[Available records — start]

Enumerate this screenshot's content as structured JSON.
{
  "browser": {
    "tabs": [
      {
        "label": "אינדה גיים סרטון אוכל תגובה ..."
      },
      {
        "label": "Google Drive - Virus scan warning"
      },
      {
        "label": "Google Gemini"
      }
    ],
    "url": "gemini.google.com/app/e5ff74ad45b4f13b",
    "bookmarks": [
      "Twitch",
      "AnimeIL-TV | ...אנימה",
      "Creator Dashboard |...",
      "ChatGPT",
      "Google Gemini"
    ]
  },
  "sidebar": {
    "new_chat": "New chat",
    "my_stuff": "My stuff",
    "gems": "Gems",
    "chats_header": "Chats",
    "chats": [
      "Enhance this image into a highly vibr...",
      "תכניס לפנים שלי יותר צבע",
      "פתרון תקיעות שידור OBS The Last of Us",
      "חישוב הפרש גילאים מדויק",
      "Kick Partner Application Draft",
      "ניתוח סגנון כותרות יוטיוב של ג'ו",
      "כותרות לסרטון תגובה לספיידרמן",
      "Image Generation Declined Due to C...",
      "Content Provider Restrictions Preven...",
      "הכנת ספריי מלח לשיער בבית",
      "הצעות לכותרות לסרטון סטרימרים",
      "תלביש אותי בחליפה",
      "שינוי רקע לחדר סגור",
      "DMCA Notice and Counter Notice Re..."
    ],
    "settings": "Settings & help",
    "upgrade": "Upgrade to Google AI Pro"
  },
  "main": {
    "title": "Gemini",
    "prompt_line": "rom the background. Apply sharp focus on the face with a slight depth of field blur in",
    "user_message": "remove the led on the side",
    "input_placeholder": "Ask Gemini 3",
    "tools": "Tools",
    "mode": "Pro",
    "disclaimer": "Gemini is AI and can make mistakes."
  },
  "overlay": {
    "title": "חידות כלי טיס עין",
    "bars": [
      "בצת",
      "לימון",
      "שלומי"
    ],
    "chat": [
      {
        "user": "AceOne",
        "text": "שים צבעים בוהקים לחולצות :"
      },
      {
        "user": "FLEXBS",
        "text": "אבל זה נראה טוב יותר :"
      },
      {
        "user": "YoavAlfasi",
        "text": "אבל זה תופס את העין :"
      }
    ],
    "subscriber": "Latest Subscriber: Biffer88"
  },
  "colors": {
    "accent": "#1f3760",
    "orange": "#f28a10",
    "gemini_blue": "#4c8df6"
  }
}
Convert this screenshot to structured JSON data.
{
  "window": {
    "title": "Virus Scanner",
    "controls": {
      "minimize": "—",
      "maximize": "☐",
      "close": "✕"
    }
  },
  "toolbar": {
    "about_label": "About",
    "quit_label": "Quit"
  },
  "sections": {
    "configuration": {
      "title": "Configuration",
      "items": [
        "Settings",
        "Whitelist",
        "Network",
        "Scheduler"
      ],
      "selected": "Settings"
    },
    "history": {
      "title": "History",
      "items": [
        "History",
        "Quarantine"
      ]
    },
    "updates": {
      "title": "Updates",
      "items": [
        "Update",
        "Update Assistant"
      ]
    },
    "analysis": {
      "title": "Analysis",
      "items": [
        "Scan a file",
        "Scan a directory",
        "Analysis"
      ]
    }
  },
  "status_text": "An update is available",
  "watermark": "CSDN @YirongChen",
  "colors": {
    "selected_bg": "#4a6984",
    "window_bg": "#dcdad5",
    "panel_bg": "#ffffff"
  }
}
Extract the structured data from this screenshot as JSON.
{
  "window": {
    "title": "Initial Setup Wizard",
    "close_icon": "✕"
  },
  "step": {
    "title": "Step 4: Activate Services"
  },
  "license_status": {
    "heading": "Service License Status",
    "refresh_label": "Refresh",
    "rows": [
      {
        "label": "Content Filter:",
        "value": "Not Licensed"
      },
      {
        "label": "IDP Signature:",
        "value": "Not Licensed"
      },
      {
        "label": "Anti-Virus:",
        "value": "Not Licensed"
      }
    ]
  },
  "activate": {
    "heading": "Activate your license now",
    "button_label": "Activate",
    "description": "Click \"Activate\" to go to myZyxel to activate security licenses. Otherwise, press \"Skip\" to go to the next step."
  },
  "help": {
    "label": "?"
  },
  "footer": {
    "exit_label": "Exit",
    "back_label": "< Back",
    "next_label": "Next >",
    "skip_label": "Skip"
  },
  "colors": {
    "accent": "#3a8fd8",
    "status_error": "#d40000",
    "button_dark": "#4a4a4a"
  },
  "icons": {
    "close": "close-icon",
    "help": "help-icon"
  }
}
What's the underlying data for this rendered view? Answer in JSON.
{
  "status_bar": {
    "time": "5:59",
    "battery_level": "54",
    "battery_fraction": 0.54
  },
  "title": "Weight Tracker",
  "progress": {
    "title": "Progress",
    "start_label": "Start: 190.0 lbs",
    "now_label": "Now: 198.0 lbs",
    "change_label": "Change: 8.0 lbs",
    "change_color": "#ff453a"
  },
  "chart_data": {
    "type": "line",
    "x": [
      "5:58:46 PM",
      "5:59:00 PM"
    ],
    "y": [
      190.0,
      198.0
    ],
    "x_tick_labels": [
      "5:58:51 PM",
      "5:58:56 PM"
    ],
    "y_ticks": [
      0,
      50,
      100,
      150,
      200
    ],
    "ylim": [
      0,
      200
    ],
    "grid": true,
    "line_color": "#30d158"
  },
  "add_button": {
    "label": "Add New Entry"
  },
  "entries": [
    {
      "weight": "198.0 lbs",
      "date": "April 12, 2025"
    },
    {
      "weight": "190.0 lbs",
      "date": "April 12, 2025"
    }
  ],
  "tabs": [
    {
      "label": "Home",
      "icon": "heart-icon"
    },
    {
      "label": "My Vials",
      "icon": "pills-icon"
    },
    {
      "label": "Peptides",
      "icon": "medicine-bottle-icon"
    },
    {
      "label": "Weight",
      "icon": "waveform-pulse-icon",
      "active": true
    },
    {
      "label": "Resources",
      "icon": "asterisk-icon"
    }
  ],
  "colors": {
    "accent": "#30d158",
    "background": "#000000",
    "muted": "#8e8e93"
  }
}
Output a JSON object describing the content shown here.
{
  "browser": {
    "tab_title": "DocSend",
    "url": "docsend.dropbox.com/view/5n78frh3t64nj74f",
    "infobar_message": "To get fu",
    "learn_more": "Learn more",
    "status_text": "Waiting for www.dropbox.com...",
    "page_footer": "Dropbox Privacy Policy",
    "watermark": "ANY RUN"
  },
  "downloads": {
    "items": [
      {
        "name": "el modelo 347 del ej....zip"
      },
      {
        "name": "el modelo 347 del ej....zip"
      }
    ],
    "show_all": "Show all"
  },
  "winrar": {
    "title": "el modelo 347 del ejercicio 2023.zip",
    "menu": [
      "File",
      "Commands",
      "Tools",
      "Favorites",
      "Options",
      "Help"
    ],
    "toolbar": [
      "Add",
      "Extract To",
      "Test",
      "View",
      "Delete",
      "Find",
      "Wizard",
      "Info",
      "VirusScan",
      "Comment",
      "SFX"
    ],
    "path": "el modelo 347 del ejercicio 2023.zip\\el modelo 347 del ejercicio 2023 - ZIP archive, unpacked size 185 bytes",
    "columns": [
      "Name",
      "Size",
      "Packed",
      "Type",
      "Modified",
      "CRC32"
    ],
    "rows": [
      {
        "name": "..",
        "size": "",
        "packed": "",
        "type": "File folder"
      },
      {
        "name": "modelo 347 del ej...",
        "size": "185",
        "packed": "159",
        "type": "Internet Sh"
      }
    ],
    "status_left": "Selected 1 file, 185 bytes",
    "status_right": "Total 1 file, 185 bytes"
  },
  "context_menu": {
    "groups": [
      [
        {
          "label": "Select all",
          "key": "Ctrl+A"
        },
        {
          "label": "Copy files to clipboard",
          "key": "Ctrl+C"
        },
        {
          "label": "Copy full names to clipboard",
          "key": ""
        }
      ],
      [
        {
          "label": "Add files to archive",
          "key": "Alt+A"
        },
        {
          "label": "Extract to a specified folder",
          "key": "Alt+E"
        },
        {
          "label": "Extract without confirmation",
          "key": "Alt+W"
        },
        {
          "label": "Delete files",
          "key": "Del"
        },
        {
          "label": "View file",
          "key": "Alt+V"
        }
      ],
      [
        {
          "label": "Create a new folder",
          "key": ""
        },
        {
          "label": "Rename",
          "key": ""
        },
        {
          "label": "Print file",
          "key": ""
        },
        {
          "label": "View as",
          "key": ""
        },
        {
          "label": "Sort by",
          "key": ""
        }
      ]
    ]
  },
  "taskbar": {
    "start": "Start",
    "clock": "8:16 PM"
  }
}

[Available records — finish]

• Your assignment: Report the number of lines in the records that include the string "background", and write no other words.

• Solution: 2